#### Short problem:
Look through the material below. Copy each line that contains the string "中国语言文学".

........

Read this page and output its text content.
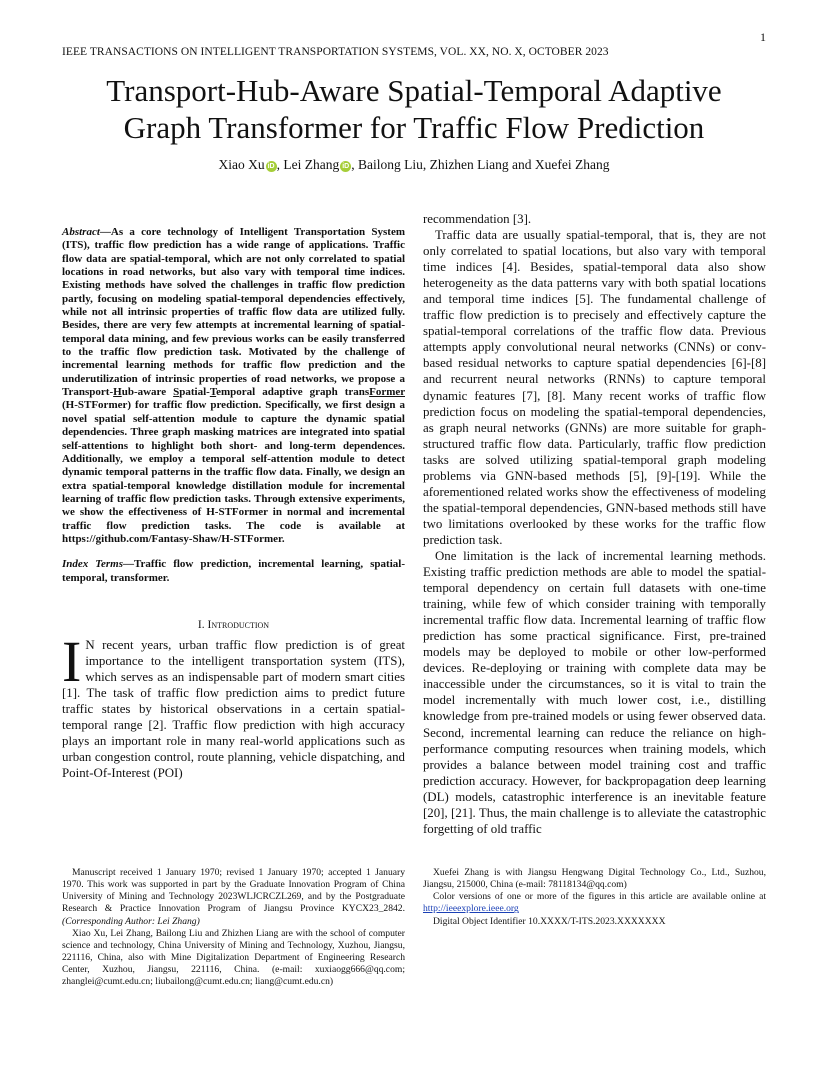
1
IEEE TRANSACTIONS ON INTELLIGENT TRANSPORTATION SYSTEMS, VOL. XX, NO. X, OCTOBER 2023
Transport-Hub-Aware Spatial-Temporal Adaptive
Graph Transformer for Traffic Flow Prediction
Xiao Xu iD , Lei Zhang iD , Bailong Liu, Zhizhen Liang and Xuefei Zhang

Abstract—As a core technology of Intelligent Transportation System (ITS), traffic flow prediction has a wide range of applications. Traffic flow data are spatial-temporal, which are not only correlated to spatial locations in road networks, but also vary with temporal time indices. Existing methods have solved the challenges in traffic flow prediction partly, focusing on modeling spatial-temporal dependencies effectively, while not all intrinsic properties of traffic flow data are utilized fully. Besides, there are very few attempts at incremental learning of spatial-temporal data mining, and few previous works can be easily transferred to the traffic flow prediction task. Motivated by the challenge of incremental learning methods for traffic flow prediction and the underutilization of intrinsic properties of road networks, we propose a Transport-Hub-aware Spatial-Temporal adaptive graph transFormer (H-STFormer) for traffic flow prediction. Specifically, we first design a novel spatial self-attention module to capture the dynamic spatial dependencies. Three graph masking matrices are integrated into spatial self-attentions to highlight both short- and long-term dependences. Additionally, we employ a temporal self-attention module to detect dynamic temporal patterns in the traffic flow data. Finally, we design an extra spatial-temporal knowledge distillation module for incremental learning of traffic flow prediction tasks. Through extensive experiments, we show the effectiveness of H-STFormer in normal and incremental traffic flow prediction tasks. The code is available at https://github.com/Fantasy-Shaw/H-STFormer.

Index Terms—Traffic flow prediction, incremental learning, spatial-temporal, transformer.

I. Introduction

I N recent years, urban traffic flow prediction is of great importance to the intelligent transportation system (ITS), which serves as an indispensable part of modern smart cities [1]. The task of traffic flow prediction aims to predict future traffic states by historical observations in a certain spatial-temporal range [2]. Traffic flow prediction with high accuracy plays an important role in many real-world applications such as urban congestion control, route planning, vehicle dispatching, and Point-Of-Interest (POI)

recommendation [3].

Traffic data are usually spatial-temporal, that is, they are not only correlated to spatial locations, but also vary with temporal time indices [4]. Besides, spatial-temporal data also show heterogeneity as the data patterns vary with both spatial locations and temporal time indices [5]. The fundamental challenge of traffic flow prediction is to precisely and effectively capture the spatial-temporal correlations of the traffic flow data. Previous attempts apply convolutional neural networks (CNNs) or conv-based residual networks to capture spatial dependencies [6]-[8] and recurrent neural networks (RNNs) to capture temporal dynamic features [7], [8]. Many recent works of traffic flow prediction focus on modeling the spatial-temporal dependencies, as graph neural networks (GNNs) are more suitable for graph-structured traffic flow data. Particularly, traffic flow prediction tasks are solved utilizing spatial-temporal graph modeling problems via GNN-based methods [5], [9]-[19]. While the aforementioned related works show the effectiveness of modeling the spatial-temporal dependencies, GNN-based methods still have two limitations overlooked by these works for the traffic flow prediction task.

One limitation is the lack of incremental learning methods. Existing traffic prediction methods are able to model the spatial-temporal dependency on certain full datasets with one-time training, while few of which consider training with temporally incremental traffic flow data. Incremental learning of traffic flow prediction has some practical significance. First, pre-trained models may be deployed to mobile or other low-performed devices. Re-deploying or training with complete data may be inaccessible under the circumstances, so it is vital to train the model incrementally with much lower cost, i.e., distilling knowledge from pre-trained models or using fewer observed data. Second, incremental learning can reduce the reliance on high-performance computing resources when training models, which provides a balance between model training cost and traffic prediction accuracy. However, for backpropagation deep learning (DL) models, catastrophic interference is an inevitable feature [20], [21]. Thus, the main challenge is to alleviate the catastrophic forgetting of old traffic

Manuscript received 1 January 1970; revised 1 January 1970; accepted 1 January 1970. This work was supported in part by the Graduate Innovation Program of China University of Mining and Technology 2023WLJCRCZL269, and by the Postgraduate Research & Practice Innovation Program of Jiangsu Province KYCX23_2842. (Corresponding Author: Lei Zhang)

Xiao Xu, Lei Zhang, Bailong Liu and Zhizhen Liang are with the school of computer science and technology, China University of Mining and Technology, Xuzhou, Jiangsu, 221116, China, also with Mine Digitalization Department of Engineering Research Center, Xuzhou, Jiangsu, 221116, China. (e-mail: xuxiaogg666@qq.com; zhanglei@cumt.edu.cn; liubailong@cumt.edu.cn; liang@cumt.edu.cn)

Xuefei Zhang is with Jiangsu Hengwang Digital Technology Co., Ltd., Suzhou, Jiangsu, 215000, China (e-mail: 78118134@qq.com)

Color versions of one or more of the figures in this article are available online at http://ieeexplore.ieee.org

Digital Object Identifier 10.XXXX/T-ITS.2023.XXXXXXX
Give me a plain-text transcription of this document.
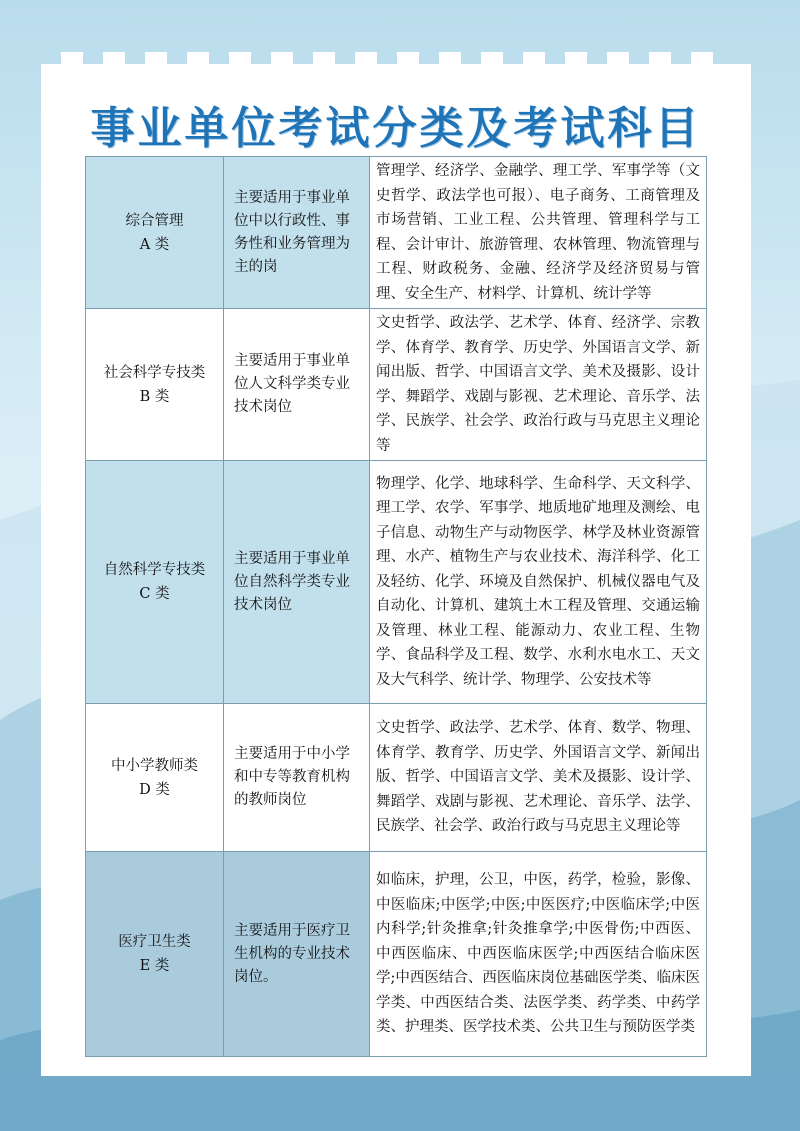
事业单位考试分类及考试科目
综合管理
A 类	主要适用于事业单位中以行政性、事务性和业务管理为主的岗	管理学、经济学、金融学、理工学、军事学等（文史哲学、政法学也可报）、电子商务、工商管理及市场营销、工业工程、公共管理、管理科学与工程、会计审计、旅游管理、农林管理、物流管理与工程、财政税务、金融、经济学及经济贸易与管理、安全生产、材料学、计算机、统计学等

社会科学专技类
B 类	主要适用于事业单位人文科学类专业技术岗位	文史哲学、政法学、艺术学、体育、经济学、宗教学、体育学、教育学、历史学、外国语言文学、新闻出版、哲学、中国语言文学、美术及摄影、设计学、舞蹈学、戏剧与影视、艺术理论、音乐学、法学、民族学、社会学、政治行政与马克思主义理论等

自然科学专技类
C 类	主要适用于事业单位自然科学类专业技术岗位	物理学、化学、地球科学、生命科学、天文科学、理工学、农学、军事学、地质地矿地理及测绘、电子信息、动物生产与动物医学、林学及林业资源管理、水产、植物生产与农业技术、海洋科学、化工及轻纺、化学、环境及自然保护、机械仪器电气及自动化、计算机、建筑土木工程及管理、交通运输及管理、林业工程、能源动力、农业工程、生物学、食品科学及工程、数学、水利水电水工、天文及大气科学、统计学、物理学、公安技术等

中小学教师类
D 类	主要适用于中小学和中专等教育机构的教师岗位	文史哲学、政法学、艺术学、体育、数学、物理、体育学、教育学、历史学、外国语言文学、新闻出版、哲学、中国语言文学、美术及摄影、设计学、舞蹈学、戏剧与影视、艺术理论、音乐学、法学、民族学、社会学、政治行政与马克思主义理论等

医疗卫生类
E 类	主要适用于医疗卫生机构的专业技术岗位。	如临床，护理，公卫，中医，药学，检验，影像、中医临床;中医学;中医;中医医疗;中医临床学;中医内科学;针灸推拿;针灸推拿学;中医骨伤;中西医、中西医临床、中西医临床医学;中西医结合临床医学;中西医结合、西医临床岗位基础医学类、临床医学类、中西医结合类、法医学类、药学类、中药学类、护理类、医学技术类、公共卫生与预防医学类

........

#### Answer below:
B 类	主要适用于事业单位人文科学类专业技术岗位	文史哲学、政法学、艺术学、体育、经济学、宗教学、体育学、教育学、历史学、外国语言文学、新闻出版、哲学、中国语言文学、美术及摄影、设计学、舞蹈学、戏剧与影视、艺术理论、音乐学、法学、民族学、社会学、政治行政与马克思主义理论等
D 类	主要适用于中小学和中专等教育机构的教师岗位	文史哲学、政法学、艺术学、体育、数学、物理、体育学、教育学、历史学、外国语言文学、新闻出版、哲学、中国语言文学、美术及摄影、设计学、舞蹈学、戏剧与影视、艺术理论、音乐学、法学、民族学、社会学、政治行政与马克思主义理论等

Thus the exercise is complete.